PROBLEM REQUIREMENTS:
Exactly reproduce each record listed below.

****

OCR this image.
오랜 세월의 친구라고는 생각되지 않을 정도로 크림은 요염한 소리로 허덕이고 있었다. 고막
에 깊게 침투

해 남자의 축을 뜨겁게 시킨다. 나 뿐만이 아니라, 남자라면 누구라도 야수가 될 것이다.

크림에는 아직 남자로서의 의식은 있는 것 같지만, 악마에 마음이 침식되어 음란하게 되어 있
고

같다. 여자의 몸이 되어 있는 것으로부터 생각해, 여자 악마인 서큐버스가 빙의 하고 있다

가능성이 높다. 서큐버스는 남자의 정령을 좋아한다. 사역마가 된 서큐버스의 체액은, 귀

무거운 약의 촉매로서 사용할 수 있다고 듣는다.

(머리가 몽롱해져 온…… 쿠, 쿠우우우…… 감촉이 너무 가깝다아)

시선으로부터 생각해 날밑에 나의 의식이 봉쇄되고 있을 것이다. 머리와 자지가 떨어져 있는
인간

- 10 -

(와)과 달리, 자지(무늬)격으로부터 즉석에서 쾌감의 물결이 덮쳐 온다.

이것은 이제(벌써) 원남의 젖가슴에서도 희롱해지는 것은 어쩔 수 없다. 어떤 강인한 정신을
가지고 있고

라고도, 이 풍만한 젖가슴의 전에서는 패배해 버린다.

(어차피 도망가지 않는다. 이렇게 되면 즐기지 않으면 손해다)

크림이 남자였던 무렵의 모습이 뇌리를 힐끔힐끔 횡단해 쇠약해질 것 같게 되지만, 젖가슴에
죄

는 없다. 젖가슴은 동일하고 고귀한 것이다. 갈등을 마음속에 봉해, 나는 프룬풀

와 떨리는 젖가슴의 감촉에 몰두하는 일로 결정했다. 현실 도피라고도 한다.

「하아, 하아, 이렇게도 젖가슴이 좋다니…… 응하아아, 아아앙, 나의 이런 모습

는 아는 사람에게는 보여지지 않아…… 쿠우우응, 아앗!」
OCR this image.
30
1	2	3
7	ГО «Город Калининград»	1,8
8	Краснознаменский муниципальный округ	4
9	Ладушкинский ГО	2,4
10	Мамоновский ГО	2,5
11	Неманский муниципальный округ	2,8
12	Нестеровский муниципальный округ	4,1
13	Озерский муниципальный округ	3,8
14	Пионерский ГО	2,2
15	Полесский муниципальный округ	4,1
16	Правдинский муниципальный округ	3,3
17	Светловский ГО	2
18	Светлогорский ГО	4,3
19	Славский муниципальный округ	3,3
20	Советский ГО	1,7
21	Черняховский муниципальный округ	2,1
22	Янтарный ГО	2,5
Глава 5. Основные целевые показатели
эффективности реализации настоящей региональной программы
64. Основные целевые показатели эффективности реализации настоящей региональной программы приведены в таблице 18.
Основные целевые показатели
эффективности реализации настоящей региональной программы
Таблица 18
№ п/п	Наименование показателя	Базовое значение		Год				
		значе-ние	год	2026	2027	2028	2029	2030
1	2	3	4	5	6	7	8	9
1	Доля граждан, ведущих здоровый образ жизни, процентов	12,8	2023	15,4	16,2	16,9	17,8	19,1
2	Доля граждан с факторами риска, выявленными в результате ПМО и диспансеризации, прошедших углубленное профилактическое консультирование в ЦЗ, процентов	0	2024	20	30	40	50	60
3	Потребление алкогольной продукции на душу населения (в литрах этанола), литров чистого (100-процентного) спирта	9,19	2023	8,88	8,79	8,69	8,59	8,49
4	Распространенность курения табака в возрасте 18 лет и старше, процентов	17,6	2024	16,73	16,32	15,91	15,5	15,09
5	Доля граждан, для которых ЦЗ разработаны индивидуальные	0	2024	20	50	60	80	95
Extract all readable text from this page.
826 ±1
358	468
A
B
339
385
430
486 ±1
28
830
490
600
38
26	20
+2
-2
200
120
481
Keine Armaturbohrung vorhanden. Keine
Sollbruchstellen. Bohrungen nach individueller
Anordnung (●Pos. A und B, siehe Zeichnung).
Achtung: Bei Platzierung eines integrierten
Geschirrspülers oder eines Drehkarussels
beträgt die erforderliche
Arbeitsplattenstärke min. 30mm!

****

CORRECT RESPONSE:
OCR this image.
오랜 세월의 친구라고는 생각되지 않을 정도로 크림은 요염한 소리로 허덕이고 있었다. 고막
에 깊게 침투

해 남자의 축을 뜨겁게 시킨다. 나 뿐만이 아니라, 남자라면 누구라도 야수가 될 것이다.

크림에는 아직 남자로서의 의식은 있는 것 같지만, 악마에 마음이 침식되어 음란하게 되어 있
고

같다. 여자의 몸이 되어 있는 것으로부터 생각해, 여자 악마인 서큐버스가 빙의 하고 있다

가능성이 높다. 서큐버스는 남자의 정령을 좋아한다. 사역마가 된 서큐버스의 체액은, 귀

무거운 약의 촉매로서 사용할 수 있다고 듣는다.

(머리가 몽롱해져 온…… 쿠, 쿠우우우…… 감촉이 너무 가깝다아)

시선으로부터 생각해 날밑에 나의 의식이 봉쇄되고 있을 것이다. 머리와 자지가 떨어져 있는
인간

- 10 -

(와)과 달리, 자지(무늬)격으로부터 즉석에서 쾌감의 물결이 덮쳐 온다.

이것은 이제(벌써) 원남의 젖가슴에서도 희롱해지는 것은 어쩔 수 없다. 어떤 강인한 정신을
가지고 있고

라고도, 이 풍만한 젖가슴의 전에서는 패배해 버린다.

(어차피 도망가지 않는다. 이렇게 되면 즐기지 않으면 손해다)

크림이 남자였던 무렵의 모습이 뇌리를 힐끔힐끔 횡단해 쇠약해질 것 같게 되지만, 젖가슴에
죄

는 없다. 젖가슴은 동일하고 고귀한 것이다. 갈등을 마음속에 봉해, 나는 프룬풀

와 떨리는 젖가슴의 감촉에 몰두하는 일로 결정했다. 현실 도피라고도 한다.

「하아, 하아, 이렇게도 젖가슴이 좋다니…… 응하아아, 아아앙, 나의 이런 모습

는 아는 사람에게는 보여지지 않아…… 쿠우우응, 아앗!」
OCR this image.
30
1	2	3
7	ГО «Город Калининград»	1,8
8	Краснознаменский муниципальный округ	4
9	Ладушкинский ГО	2,4
10	Мамоновский ГО	2,5
11	Неманский муниципальный округ	2,8
12	Нестеровский муниципальный округ	4,1
13	Озерский муниципальный округ	3,8
14	Пионерский ГО	2,2
15	Полесский муниципальный округ	4,1
16	Правдинский муниципальный округ	3,3
17	Светловский ГО	2
18	Светлогорский ГО	4,3
19	Славский муниципальный округ	3,3
20	Советский ГО	1,7
21	Черняховский муниципальный округ	2,1
22	Янтарный ГО	2,5
Глава 5. Основные целевые показатели
эффективности реализации настоящей региональной программы
64. Основные целевые показатели эффективности реализации настоящей региональной программы приведены в таблице 18.
Основные целевые показатели
эффективности реализации настоящей региональной программы
Таблица 18
№ п/п	Наименование показателя	Базовое значение		Год				
		значе-ние	год	2026	2027	2028	2029	2030
1	2	3	4	5	6	7	8	9
1	Доля граждан, ведущих здоровый образ жизни, процентов	12,8	2023	15,4	16,2	16,9	17,8	19,1
2	Доля граждан с факторами риска, выявленными в результате ПМО и диспансеризации, прошедших углубленное профилактическое консультирование в ЦЗ, процентов	0	2024	20	30	40	50	60
3	Потребление алкогольной продукции на душу населения (в литрах этанола), литров чистого (100-процентного) спирта	9,19	2023	8,88	8,79	8,69	8,59	8,49
4	Распространенность курения табака в возрасте 18 лет и старше, процентов	17,6	2024	16,73	16,32	15,91	15,5	15,09
5	Доля граждан, для которых ЦЗ разработаны индивидуальные	0	2024	20	50	60	80	95
Extract all readable text from this page.
826 ±1
358	468
A
B
339
385
430
486 ±1
28
830
490
600
38
26	20
+2
-2
200
120
481
Keine Armaturbohrung vorhanden. Keine
Sollbruchstellen. Bohrungen nach individueller
Anordnung (●Pos. A und B, siehe Zeichnung).
Achtung: Bei Platzierung eines integrierten
Geschirrspülers oder eines Drehkarussels
beträgt die erforderliche
Arbeitsplattenstärke min. 30mm!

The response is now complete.